┏━━

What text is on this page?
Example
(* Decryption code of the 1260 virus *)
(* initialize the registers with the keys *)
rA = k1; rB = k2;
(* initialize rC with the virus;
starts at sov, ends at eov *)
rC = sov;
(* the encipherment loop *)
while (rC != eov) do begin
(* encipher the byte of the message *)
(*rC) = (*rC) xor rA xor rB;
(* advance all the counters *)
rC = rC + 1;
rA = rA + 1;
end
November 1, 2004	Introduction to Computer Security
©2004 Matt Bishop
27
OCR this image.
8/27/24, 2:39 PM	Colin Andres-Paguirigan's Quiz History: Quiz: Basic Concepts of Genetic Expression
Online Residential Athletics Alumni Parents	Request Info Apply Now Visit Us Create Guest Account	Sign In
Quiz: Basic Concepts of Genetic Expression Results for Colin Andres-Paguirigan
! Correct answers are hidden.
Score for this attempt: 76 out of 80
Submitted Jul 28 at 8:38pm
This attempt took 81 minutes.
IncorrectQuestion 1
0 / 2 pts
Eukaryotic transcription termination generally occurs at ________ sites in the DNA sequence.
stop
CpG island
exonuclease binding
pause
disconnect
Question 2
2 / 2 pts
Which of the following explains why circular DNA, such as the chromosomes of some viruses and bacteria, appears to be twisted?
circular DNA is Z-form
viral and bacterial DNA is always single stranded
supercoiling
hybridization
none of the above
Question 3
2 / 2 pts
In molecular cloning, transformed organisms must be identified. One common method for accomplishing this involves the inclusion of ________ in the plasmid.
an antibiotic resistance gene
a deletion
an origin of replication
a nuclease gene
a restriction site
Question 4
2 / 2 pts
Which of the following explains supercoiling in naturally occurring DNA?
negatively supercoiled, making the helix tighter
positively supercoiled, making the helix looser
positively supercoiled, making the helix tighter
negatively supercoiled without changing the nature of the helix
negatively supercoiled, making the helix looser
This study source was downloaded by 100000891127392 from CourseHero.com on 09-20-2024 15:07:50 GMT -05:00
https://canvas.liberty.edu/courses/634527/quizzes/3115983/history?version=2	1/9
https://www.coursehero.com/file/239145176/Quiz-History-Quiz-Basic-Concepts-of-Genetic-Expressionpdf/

┗━━

◆ YOUR INSTRUCTIONS ◆
From the data above, copy each line with the string "positively" in it.

◆ RESULT OF THE EXERCISE ◆
positively supercoiled, making the helix looser
positively supercoiled, making the helix tighter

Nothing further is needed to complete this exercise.